**WHAT YOU NEED TO DO:** Scan the entries below and extract each line with the word "UNSAR" in it.

**ENTRIES:**
^^^^
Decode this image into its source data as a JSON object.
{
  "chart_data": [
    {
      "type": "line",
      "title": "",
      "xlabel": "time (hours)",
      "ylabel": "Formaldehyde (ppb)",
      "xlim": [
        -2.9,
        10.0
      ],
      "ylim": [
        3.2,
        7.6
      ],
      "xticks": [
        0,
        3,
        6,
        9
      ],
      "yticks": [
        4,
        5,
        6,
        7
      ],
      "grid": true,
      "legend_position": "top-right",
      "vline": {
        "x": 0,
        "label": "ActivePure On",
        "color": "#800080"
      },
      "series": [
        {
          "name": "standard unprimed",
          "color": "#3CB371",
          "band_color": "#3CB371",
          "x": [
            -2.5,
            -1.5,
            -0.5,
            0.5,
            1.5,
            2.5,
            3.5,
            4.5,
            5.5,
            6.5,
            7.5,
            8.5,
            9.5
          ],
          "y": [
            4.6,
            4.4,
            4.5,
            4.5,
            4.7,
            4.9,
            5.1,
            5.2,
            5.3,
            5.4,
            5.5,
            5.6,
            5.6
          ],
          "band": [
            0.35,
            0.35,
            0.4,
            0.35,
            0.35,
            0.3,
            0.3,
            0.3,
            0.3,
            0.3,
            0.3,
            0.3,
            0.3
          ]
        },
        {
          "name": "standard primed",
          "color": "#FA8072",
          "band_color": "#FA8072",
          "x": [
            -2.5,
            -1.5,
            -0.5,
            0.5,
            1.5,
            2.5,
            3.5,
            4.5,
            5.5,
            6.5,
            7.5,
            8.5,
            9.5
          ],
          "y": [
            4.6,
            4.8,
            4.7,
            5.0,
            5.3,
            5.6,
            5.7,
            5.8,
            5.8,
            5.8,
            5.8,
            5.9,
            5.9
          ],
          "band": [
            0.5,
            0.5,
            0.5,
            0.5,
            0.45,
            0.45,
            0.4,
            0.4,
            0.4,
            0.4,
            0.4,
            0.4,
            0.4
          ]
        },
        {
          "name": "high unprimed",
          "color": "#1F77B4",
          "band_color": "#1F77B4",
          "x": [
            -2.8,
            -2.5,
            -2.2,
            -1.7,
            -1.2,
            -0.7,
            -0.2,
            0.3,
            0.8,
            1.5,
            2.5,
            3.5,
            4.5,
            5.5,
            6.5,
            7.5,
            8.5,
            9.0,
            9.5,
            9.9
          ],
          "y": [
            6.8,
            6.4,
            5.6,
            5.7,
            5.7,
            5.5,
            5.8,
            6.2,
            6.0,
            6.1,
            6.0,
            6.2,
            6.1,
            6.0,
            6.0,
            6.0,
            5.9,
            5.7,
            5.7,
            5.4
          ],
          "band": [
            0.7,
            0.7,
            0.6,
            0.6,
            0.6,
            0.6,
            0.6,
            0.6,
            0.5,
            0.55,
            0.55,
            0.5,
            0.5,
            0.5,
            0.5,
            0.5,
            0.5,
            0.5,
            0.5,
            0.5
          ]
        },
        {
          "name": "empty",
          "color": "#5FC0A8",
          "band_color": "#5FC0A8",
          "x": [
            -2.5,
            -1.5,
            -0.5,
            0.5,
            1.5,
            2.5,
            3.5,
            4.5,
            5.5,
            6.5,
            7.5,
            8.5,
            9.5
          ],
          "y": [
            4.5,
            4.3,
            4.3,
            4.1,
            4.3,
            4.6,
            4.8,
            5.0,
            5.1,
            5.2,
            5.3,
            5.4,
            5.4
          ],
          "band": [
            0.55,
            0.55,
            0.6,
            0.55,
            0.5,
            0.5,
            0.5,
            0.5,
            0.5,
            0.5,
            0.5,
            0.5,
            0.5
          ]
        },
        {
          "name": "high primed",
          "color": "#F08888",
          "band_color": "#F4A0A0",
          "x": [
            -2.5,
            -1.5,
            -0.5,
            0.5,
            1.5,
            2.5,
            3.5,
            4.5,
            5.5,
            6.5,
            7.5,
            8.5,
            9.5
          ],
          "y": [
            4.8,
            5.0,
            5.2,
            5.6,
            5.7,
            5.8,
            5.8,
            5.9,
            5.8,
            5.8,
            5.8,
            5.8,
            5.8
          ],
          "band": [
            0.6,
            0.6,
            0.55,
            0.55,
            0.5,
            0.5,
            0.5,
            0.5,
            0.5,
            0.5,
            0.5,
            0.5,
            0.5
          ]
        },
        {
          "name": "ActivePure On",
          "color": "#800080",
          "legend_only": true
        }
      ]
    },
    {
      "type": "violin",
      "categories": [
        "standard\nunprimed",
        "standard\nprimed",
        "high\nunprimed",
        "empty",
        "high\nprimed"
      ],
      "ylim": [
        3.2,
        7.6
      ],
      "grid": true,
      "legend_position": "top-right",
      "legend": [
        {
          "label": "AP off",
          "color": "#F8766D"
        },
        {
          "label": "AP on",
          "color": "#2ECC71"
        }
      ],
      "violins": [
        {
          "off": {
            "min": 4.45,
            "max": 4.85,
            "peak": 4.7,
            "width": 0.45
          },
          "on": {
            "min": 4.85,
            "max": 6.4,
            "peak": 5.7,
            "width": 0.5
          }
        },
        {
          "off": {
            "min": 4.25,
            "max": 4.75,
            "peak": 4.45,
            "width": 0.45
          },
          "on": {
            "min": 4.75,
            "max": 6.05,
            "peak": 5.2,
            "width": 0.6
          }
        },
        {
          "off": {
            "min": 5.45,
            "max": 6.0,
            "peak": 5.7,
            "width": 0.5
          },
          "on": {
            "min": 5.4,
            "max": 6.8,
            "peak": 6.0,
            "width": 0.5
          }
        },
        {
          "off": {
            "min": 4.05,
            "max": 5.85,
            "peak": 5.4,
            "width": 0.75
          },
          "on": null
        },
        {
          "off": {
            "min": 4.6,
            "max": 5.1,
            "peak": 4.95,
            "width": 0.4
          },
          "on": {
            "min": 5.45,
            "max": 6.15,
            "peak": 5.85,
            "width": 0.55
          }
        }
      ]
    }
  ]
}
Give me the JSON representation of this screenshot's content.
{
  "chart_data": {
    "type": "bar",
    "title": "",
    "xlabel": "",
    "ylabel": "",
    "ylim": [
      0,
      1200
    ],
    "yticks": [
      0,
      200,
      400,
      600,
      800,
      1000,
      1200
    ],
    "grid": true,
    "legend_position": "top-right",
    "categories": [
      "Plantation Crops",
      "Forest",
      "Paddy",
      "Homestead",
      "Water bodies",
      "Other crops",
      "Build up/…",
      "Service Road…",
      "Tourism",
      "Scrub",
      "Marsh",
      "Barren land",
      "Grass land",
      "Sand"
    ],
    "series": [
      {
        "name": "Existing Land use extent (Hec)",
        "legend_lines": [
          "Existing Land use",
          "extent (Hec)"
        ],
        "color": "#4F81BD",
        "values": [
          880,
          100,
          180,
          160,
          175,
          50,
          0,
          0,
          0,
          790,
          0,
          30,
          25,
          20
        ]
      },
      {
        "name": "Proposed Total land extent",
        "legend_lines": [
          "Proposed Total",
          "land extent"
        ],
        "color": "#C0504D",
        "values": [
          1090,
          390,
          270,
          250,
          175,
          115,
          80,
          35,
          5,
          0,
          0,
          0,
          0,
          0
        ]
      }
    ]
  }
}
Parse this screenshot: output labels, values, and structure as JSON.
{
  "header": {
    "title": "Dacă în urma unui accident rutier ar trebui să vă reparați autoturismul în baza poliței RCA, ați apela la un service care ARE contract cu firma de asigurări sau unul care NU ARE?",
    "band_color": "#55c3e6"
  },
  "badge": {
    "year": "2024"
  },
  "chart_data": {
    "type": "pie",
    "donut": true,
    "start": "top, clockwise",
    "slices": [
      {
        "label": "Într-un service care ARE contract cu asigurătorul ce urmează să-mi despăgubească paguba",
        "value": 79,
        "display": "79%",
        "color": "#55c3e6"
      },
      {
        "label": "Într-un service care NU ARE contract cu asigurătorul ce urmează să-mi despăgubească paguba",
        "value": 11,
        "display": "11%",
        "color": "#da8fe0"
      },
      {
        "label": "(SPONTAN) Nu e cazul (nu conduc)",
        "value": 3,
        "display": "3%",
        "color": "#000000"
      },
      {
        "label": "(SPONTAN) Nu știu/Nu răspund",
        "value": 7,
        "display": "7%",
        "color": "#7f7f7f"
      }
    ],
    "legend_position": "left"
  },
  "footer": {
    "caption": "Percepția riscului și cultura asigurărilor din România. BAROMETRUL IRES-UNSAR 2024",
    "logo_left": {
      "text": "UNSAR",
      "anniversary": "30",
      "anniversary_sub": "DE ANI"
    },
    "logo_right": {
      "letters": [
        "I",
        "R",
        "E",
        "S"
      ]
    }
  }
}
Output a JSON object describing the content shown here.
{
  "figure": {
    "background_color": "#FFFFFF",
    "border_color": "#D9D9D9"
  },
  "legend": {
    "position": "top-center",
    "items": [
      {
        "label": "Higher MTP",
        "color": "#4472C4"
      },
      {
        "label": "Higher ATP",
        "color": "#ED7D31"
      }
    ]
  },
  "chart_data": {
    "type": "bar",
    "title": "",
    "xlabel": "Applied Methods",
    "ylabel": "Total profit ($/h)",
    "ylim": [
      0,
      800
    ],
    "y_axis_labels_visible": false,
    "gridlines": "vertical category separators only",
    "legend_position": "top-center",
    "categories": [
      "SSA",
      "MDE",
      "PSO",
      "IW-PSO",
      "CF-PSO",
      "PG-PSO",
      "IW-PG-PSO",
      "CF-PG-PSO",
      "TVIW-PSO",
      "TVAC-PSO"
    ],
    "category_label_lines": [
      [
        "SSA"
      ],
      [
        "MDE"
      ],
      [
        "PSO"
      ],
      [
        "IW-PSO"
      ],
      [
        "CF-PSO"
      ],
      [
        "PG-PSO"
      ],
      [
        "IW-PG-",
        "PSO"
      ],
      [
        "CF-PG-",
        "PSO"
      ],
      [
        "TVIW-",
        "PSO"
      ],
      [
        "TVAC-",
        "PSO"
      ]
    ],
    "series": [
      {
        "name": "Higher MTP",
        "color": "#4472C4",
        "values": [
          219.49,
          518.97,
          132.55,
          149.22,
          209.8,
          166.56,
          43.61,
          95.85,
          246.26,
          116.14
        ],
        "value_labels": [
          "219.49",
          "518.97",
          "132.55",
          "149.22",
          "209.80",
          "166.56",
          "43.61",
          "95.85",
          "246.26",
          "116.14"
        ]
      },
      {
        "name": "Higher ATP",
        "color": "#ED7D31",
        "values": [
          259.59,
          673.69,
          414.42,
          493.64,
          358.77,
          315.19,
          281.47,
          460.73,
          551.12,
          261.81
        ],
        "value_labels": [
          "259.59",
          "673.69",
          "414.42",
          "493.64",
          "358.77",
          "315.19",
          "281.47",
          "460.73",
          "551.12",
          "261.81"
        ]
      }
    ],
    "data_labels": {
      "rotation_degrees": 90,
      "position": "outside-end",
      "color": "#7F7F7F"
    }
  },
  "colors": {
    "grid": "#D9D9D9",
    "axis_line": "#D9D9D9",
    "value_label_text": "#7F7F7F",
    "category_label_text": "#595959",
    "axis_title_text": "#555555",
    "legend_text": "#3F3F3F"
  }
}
^^^^
**TASK SOLUTION:**
    "caption": "Percepția riscului și cultura asigurărilor din România. BAROMETRUL IRES-UNSAR 2024",
      "text": "UNSAR",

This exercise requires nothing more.